▸ **TASK DIRECTIONS**: Keep the wording of each record exactly the same when you repeat it, and leave out pictures.
───── EXCERPTED RECORDS ─────
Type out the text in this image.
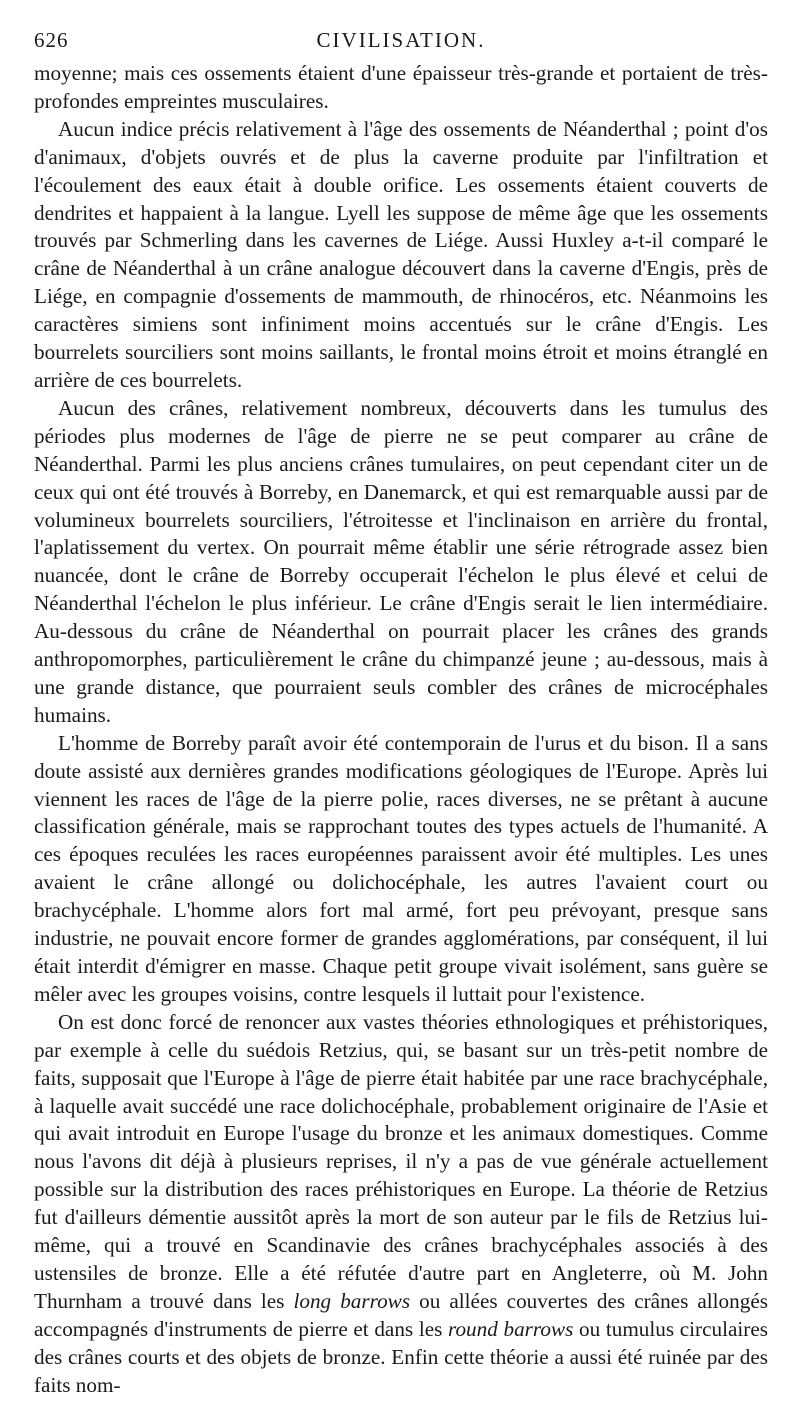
626	CIVILISATION.

moyenne; mais ces ossements étaient d'une épaisseur très-grande et portaient de très-profondes empreintes musculaires.

Aucun indice précis relativement à l'âge des ossements de Néanderthal ; point d'os d'animaux, d'objets ouvrés et de plus la caverne produite par l'infiltration et l'écoulement des eaux était à double orifice. Les ossements étaient couverts de dendrites et happaient à la langue. Lyell les suppose de même âge que les ossements trouvés par Schmerling dans les cavernes de Liége. Aussi Huxley a-t-il comparé le crâne de Néanderthal à un crâne analogue découvert dans la caverne d'Engis, près de Liége, en compagnie d'ossements de mammouth, de rhinocéros, etc. Néanmoins les caractères simiens sont infiniment moins accentués sur le crâne d'Engis. Les bourrelets sourciliers sont moins saillants, le frontal moins étroit et moins étranglé en arrière de ces bourrelets.

Aucun des crânes, relativement nombreux, découverts dans les tumulus des périodes plus modernes de l'âge de pierre ne se peut comparer au crâne de Néanderthal. Parmi les plus anciens crânes tumulaires, on peut cependant citer un de ceux qui ont été trouvés à Borreby, en Danemarck, et qui est remarquable aussi par de volumineux bourrelets sourciliers, l'étroitesse et l'inclinaison en arrière du frontal, l'aplatissement du vertex. On pourrait même établir une série rétrograde assez bien nuancée, dont le crâne de Borreby occuperait l'échelon le plus élevé et celui de Néanderthal l'échelon le plus inférieur. Le crâne d'Engis serait le lien intermédiaire. Au-dessous du crâne de Néanderthal on pourrait placer les crânes des grands anthropomorphes, particulièrement le crâne du chimpanzé jeune ; au-dessous, mais à une grande distance, que pourraient seuls combler des crânes de microcéphales humains.

L'homme de Borreby paraît avoir été contemporain de l'urus et du bison. Il a sans doute assisté aux dernières grandes modifications géologiques de l'Europe. Après lui viennent les races de l'âge de la pierre polie, races diverses, ne se prêtant à aucune classification générale, mais se rapprochant toutes des types actuels de l'humanité. A ces époques reculées les races européennes paraissent avoir été multiples. Les unes avaient le crâne allongé ou dolichocéphale, les autres l'avaient court ou brachycéphale. L'homme alors fort mal armé, fort peu prévoyant, presque sans industrie, ne pouvait encore former de grandes agglomérations, par conséquent, il lui était interdit d'émigrer en masse. Chaque petit groupe vivait isolément, sans guère se mêler avec les groupes voisins, contre lesquels il luttait pour l'existence.

On est donc forcé de renoncer aux vastes théories ethnologiques et préhistoriques, par exemple à celle du suédois Retzius, qui, se basant sur un très-petit nombre de faits, supposait que l'Europe à l'âge de pierre était habitée par une race brachycéphale, à laquelle avait succédé une race dolichocéphale, probablement originaire de l'Asie et qui avait introduit en Europe l'usage du bronze et les animaux domestiques. Comme nous l'avons dit déjà à plusieurs reprises, il n'y a pas de vue générale actuellement possible sur la distribution des races préhistoriques en Europe. La théorie de Retzius fut d'ailleurs démentie aussitôt après la mort de son auteur par le fils de Retzius lui-même, qui a trouvé en Scandinavie des crânes brachycéphales associés à des ustensiles de bronze. Elle a été réfutée d'autre part en Angleterre, où M. John Thurnham a trouvé dans les long barrows ou allées couvertes des crânes allongés accompagnés d'instruments de pierre et dans les round barrows ou tumulus circulaires des crânes courts et des objets de bronze. Enfin cette théorie a aussi été ruinée par des faits nom-
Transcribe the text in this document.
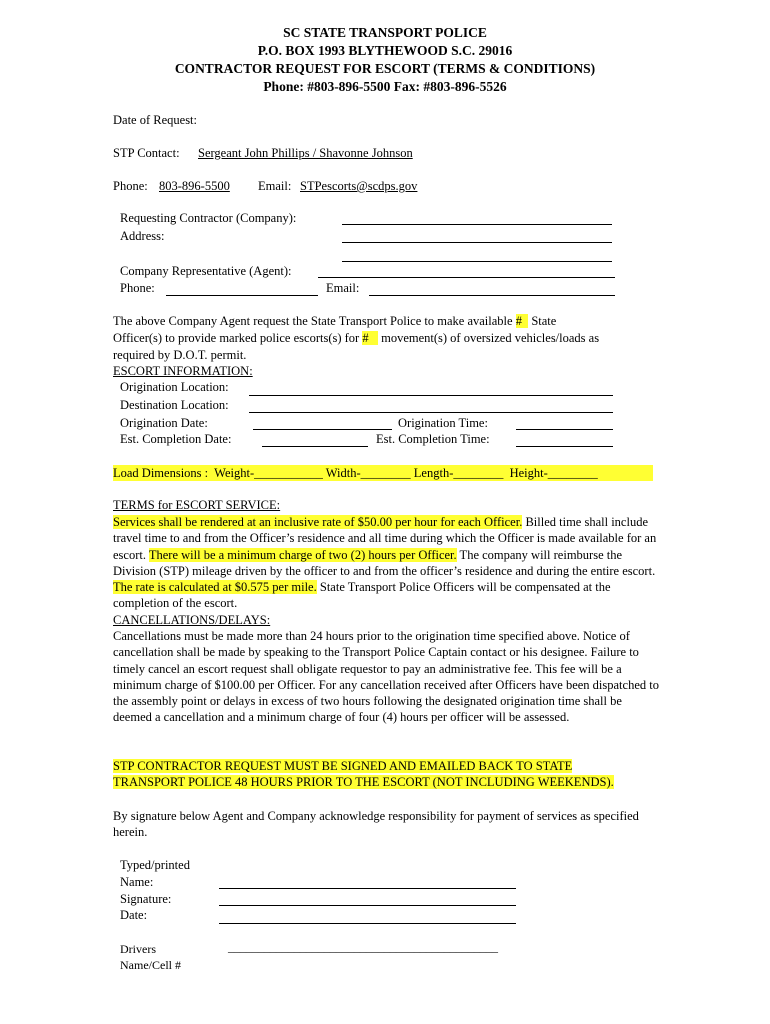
SC STATE TRANSPORT POLICE
P.O. BOX 1993 BLYTHEWOOD S.C. 29016
CONTRACTOR REQUEST FOR ESCORT (TERMS & CONDITIONS)
Phone: #803-896-5500 Fax: #803-896-5526
Date of Request:
STP Contact: Sergeant John Phillips / Shavonne Johnson
Phone: 803-896-5500 Email: STPescorts@scdps.gov
Requesting Contractor (Company):
Address:
Company Representative (Agent):
Phone:	Email:
The above Company Agent request the State Transport Police to make available # State
Officer(s) to provide marked police escorts(s) for # movement(s) of oversized vehicles/loads as
required by D.O.T. permit.
ESCORT INFORMATION:
Origination Location:
Destination Location:
Origination Date:	Origination Time:
Est. Completion Date:	Est. Completion Time:
Load Dimensions :  Weight-___________ Width-________ Length-________  Height-________
TERMS for ESCORT SERVICE:
Services shall be rendered at an inclusive rate of $50.00 per hour for each Officer. Billed time shall include travel time to and from the Officer’s residence and all time during which the Officer is made available for an escort. There will be a minimum charge of two (2) hours per Officer. The company will reimburse the Division (STP) mileage driven by the officer to and from the officer’s residence and during the entire escort. The rate is calculated at $0.575 per mile. State Transport Police Officers will be compensated at the completion of the escort.
CANCELLATIONS/DELAYS:
Cancellations must be made more than 24 hours prior to the origination time specified above. Notice of cancellation shall be made by speaking to the Transport Police Captain contact or his designee. Failure to timely cancel an escort request shall obligate requestor to pay an administrative fee. This fee will be a minimum charge of $100.00 per Officer. For any cancellation received after Officers have been dispatched to the assembly point or delays in excess of two hours following the designated origination time shall be deemed a cancellation and a minimum charge of four (4) hours per officer will be assessed.
STP CONTRACTOR REQUEST MUST BE SIGNED AND EMAILED BACK TO STATE TRANSPORT POLICE 48 HOURS PRIOR TO THE ESCORT (NOT INCLUDING WEEKENDS).
By signature below Agent and Company acknowledge responsibility for payment of services as specified herein.
Typed/printed
Name:
Signature:
Date:
Drivers	_____________________________________________
Name/Cell #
─────
▸ **THE OUTPUT**:
Type out the text in this image.
626	CIVILISATION.

moyenne; mais ces ossements étaient d'une épaisseur très-grande et portaient de très-profondes empreintes musculaires.

Aucun indice précis relativement à l'âge des ossements de Néanderthal ; point d'os d'animaux, d'objets ouvrés et de plus la caverne produite par l'infiltration et l'écoulement des eaux était à double orifice. Les ossements étaient couverts de dendrites et happaient à la langue. Lyell les suppose de même âge que les ossements trouvés par Schmerling dans les cavernes de Liége. Aussi Huxley a-t-il comparé le crâne de Néanderthal à un crâne analogue découvert dans la caverne d'Engis, près de Liége, en compagnie d'ossements de mammouth, de rhinocéros, etc. Néanmoins les caractères simiens sont infiniment moins accentués sur le crâne d'Engis. Les bourrelets sourciliers sont moins saillants, le frontal moins étroit et moins étranglé en arrière de ces bourrelets.

Aucun des crânes, relativement nombreux, découverts dans les tumulus des périodes plus modernes de l'âge de pierre ne se peut comparer au crâne de Néanderthal. Parmi les plus anciens crânes tumulaires, on peut cependant citer un de ceux qui ont été trouvés à Borreby, en Danemarck, et qui est remarquable aussi par de volumineux bourrelets sourciliers, l'étroitesse et l'inclinaison en arrière du frontal, l'aplatissement du vertex. On pourrait même établir une série rétrograde assez bien nuancée, dont le crâne de Borreby occuperait l'échelon le plus élevé et celui de Néanderthal l'échelon le plus inférieur. Le crâne d'Engis serait le lien intermédiaire. Au-dessous du crâne de Néanderthal on pourrait placer les crânes des grands anthropomorphes, particulièrement le crâne du chimpanzé jeune ; au-dessous, mais à une grande distance, que pourraient seuls combler des crânes de microcéphales humains.

L'homme de Borreby paraît avoir été contemporain de l'urus et du bison. Il a sans doute assisté aux dernières grandes modifications géologiques de l'Europe. Après lui viennent les races de l'âge de la pierre polie, races diverses, ne se prêtant à aucune classification générale, mais se rapprochant toutes des types actuels de l'humanité. A ces époques reculées les races européennes paraissent avoir été multiples. Les unes avaient le crâne allongé ou dolichocéphale, les autres l'avaient court ou brachycéphale. L'homme alors fort mal armé, fort peu prévoyant, presque sans industrie, ne pouvait encore former de grandes agglomérations, par conséquent, il lui était interdit d'émigrer en masse. Chaque petit groupe vivait isolément, sans guère se mêler avec les groupes voisins, contre lesquels il luttait pour l'existence.

On est donc forcé de renoncer aux vastes théories ethnologiques et préhistoriques, par exemple à celle du suédois Retzius, qui, se basant sur un très-petit nombre de faits, supposait que l'Europe à l'âge de pierre était habitée par une race brachycéphale, à laquelle avait succédé une race dolichocéphale, probablement originaire de l'Asie et qui avait introduit en Europe l'usage du bronze et les animaux domestiques. Comme nous l'avons dit déjà à plusieurs reprises, il n'y a pas de vue générale actuellement possible sur la distribution des races préhistoriques en Europe. La théorie de Retzius fut d'ailleurs démentie aussitôt après la mort de son auteur par le fils de Retzius lui-même, qui a trouvé en Scandinavie des crânes brachycéphales associés à des ustensiles de bronze. Elle a été réfutée d'autre part en Angleterre, où M. John Thurnham a trouvé dans les long barrows ou allées couvertes des crânes allongés accompagnés d'instruments de pierre et dans les round barrows ou tumulus circulaires des crânes courts et des objets de bronze. Enfin cette théorie a aussi été ruinée par des faits nom-
Transcribe the text in this document.
SC STATE TRANSPORT POLICE
P.O. BOX 1993 BLYTHEWOOD S.C. 29016
CONTRACTOR REQUEST FOR ESCORT (TERMS & CONDITIONS)
Phone: #803-896-5500 Fax: #803-896-5526
Date of Request:
STP Contact: Sergeant John Phillips / Shavonne Johnson
Phone: 803-896-5500 Email: STPescorts@scdps.gov
Requesting Contractor (Company):
Address:
Company Representative (Agent):
Phone:	Email:
The above Company Agent request the State Transport Police to make available # State
Officer(s) to provide marked police escorts(s) for # movement(s) of oversized vehicles/loads as
required by D.O.T. permit.
ESCORT INFORMATION:
Origination Location:
Destination Location:
Origination Date:	Origination Time:
Est. Completion Date:	Est. Completion Time:
Load Dimensions :  Weight-___________ Width-________ Length-________  Height-________
TERMS for ESCORT SERVICE:
Services shall be rendered at an inclusive rate of $50.00 per hour for each Officer. Billed time shall include travel time to and from the Officer’s residence and all time during which the Officer is made available for an escort. There will be a minimum charge of two (2) hours per Officer. The company will reimburse the Division (STP) mileage driven by the officer to and from the officer’s residence and during the entire escort. The rate is calculated at $0.575 per mile. State Transport Police Officers will be compensated at the completion of the escort.
CANCELLATIONS/DELAYS:
Cancellations must be made more than 24 hours prior to the origination time specified above. Notice of cancellation shall be made by speaking to the Transport Police Captain contact or his designee. Failure to timely cancel an escort request shall obligate requestor to pay an administrative fee. This fee will be a minimum charge of $100.00 per Officer. For any cancellation received after Officers have been dispatched to the assembly point or delays in excess of two hours following the designated origination time shall be deemed a cancellation and a minimum charge of four (4) hours per officer will be assessed.
STP CONTRACTOR REQUEST MUST BE SIGNED AND EMAILED BACK TO STATE TRANSPORT POLICE 48 HOURS PRIOR TO THE ESCORT (NOT INCLUDING WEEKENDS).
By signature below Agent and Company acknowledge responsibility for payment of services as specified herein.
Typed/printed
Name:
Signature:
Date:
Drivers	_____________________________________________
Name/Cell #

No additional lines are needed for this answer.